Start of Supplied data

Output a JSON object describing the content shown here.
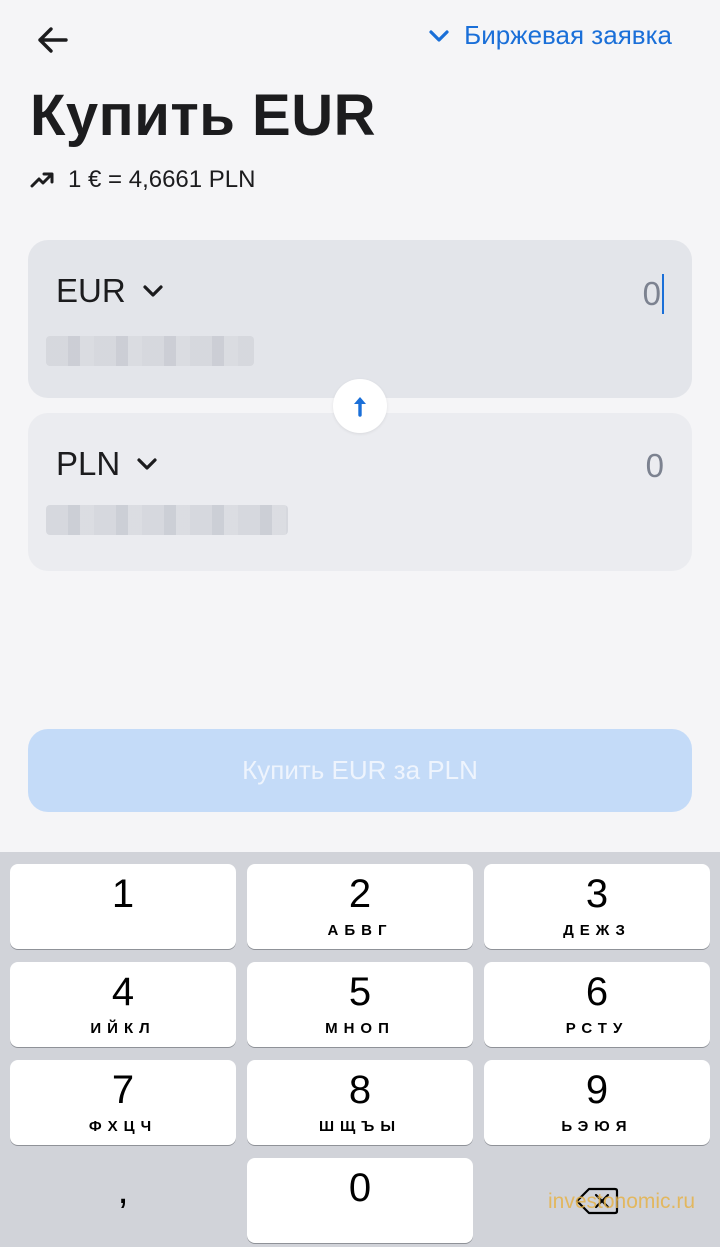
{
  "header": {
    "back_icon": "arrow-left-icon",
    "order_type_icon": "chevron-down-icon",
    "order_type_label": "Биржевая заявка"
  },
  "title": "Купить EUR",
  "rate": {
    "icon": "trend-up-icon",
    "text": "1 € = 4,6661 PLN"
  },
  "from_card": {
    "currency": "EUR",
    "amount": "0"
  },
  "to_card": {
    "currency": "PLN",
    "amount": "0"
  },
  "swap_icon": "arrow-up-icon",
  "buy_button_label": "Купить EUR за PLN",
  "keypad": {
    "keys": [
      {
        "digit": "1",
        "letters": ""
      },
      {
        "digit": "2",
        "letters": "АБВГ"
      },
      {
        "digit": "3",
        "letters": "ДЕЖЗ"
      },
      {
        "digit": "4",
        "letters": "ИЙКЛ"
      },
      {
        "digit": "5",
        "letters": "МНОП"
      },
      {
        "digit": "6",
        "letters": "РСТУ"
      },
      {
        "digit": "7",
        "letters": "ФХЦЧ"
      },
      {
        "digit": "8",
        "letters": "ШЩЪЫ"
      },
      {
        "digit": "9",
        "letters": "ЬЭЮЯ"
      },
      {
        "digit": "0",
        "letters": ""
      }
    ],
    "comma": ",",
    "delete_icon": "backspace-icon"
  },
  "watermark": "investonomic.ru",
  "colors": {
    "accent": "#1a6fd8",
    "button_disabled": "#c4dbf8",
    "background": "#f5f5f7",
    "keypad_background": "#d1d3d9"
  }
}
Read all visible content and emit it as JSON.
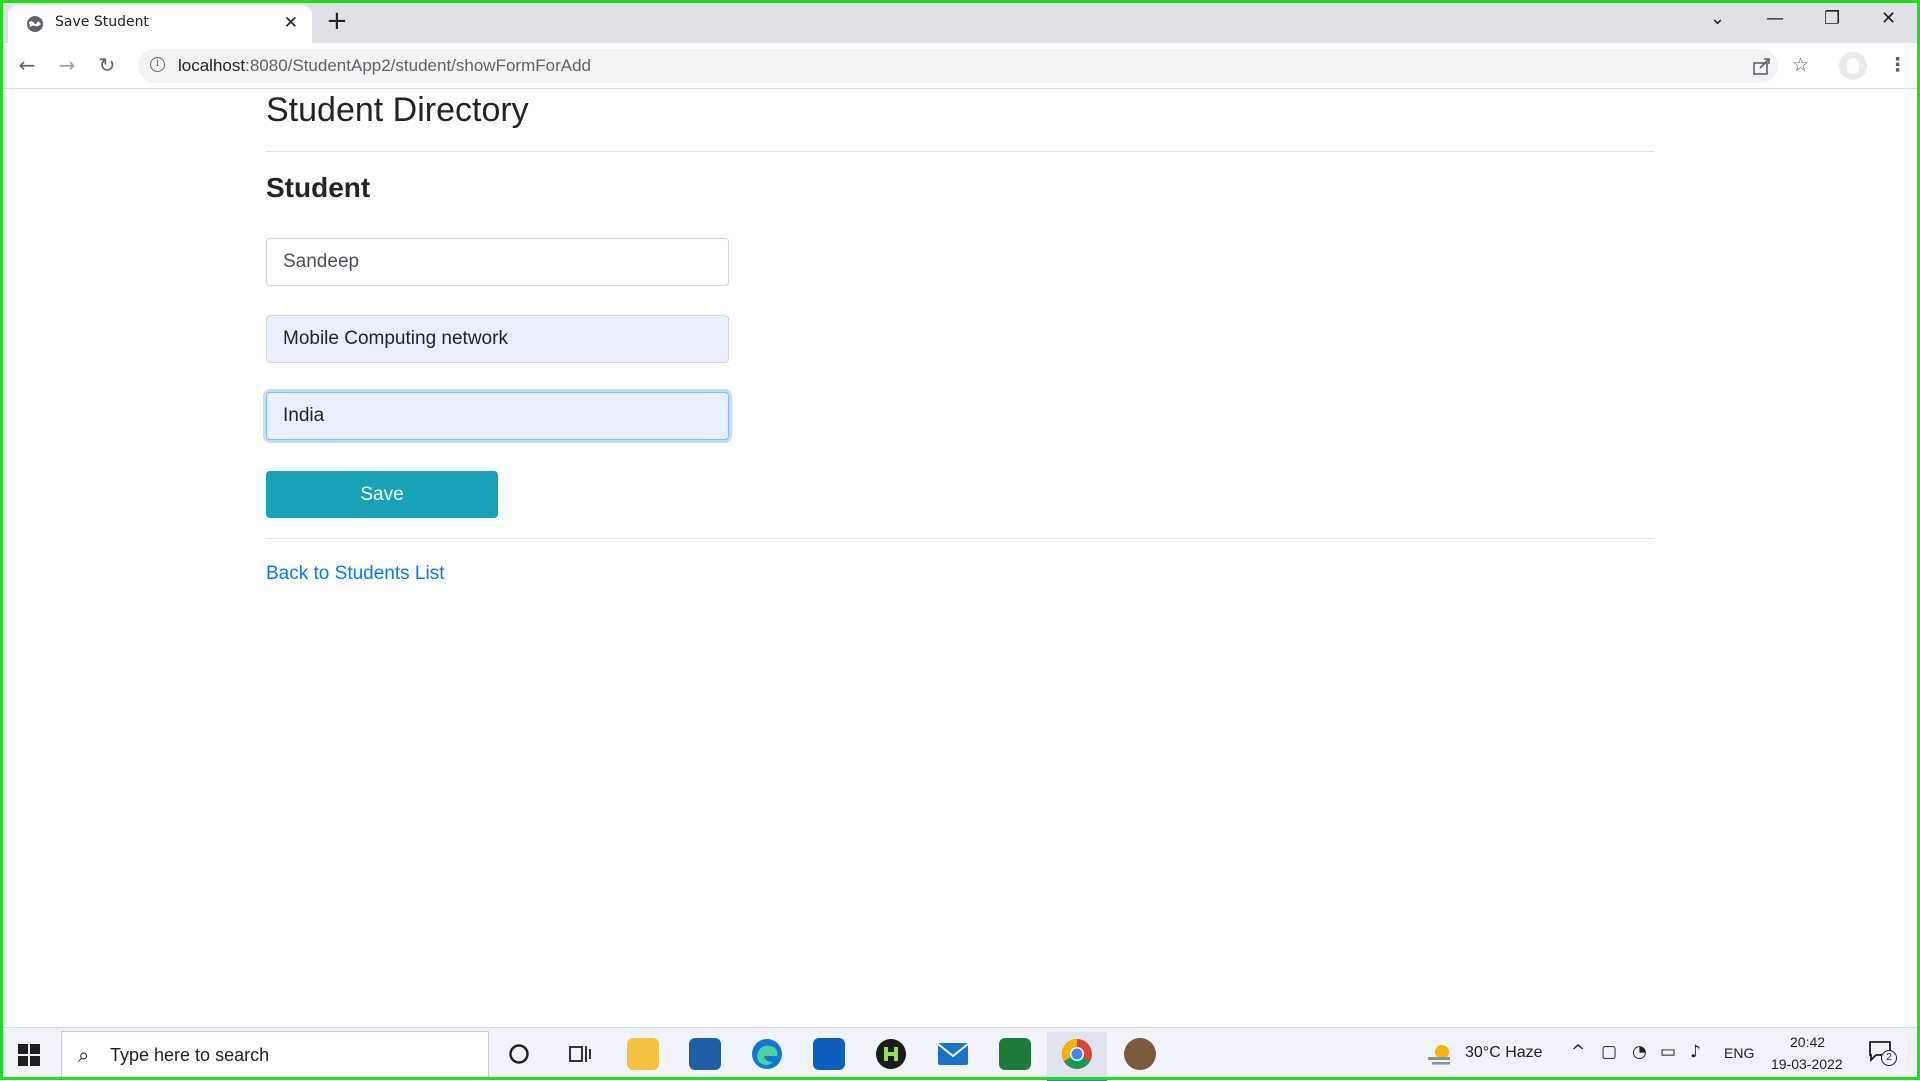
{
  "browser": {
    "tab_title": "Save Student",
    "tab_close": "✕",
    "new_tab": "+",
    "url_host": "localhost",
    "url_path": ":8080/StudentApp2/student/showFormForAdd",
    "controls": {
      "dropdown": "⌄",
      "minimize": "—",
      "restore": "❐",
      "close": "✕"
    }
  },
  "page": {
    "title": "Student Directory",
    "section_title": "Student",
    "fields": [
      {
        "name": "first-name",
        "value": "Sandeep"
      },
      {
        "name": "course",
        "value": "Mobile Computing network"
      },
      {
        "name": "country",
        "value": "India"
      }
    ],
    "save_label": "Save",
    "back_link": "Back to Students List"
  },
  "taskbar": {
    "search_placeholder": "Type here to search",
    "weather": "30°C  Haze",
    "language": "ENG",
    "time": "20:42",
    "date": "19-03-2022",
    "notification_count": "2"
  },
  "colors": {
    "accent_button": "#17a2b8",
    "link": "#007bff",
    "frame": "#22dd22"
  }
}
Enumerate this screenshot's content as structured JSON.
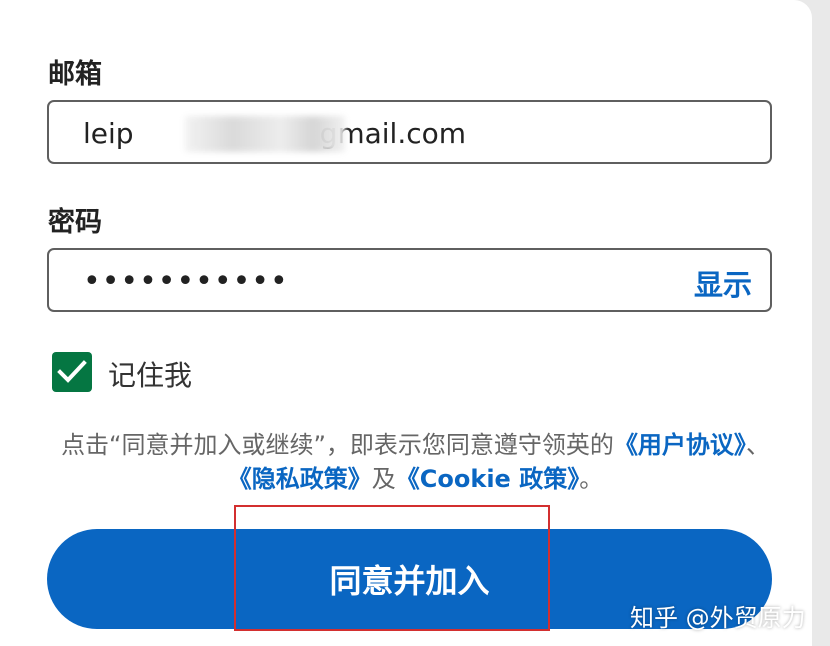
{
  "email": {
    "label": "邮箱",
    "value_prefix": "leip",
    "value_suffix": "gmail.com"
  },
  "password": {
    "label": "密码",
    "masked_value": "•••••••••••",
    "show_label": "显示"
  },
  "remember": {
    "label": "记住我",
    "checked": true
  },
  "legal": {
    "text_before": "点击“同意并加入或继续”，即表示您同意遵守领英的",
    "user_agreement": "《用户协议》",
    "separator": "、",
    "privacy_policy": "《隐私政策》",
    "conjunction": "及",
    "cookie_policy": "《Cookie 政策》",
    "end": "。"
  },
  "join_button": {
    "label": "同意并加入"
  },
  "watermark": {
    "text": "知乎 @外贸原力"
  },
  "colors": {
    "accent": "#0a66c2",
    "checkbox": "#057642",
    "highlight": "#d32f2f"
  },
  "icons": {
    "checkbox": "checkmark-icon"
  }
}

End of Supplied data

● **What is required**
Quote the material word for word, dropping any images it holds.

● **Task solution**
Output a JSON object describing the content shown here.
{
  "header": {
    "back_icon": "arrow-left-icon",
    "order_type_icon": "chevron-down-icon",
    "order_type_label": "Биржевая заявка"
  },
  "title": "Купить EUR",
  "rate": {
    "icon": "trend-up-icon",
    "text": "1 € = 4,6661 PLN"
  },
  "from_card": {
    "currency": "EUR",
    "amount": "0"
  },
  "to_card": {
    "currency": "PLN",
    "amount": "0"
  },
  "swap_icon": "arrow-up-icon",
  "buy_button_label": "Купить EUR за PLN",
  "keypad": {
    "keys": [
      {
        "digit": "1",
        "letters": ""
      },
      {
        "digit": "2",
        "letters": "АБВГ"
      },
      {
        "digit": "3",
        "letters": "ДЕЖЗ"
      },
      {
        "digit": "4",
        "letters": "ИЙКЛ"
      },
      {
        "digit": "5",
        "letters": "МНОП"
      },
      {
        "digit": "6",
        "letters": "РСТУ"
      },
      {
        "digit": "7",
        "letters": "ФХЦЧ"
      },
      {
        "digit": "8",
        "letters": "ШЩЪЫ"
      },
      {
        "digit": "9",
        "letters": "ЬЭЮЯ"
      },
      {
        "digit": "0",
        "letters": ""
      }
    ],
    "comma": ",",
    "delete_icon": "backspace-icon"
  },
  "watermark": "investonomic.ru",
  "colors": {
    "accent": "#1a6fd8",
    "button_disabled": "#c4dbf8",
    "background": "#f5f5f7",
    "keypad_background": "#d1d3d9"
  }
}
Read all visible content and emit it as JSON.
{
  "browser": {
    "tab_title": "Save Student",
    "tab_close": "✕",
    "new_tab": "+",
    "url_host": "localhost",
    "url_path": ":8080/StudentApp2/student/showFormForAdd",
    "controls": {
      "dropdown": "⌄",
      "minimize": "—",
      "restore": "❐",
      "close": "✕"
    }
  },
  "page": {
    "title": "Student Directory",
    "section_title": "Student",
    "fields": [
      {
        "name": "first-name",
        "value": "Sandeep"
      },
      {
        "name": "course",
        "value": "Mobile Computing network"
      },
      {
        "name": "country",
        "value": "India"
      }
    ],
    "save_label": "Save",
    "back_link": "Back to Students List"
  },
  "taskbar": {
    "search_placeholder": "Type here to search",
    "weather": "30°C  Haze",
    "language": "ENG",
    "time": "20:42",
    "date": "19-03-2022",
    "notification_count": "2"
  },
  "colors": {
    "accent_button": "#17a2b8",
    "link": "#007bff",
    "frame": "#22dd22"
  }
}
Enumerate this screenshot's content as structured JSON.
{
  "email": {
    "label": "邮箱",
    "value_prefix": "leip",
    "value_suffix": "gmail.com"
  },
  "password": {
    "label": "密码",
    "masked_value": "•••••••••••",
    "show_label": "显示"
  },
  "remember": {
    "label": "记住我",
    "checked": true
  },
  "legal": {
    "text_before": "点击“同意并加入或继续”，即表示您同意遵守领英的",
    "user_agreement": "《用户协议》",
    "separator": "、",
    "privacy_policy": "《隐私政策》",
    "conjunction": "及",
    "cookie_policy": "《Cookie 政策》",
    "end": "。"
  },
  "join_button": {
    "label": "同意并加入"
  },
  "watermark": {
    "text": "知乎 @外贸原力"
  },
  "colors": {
    "accent": "#0a66c2",
    "checkbox": "#057642",
    "highlight": "#d32f2f"
  },
  "icons": {
    "checkbox": "checkmark-icon"
  }
}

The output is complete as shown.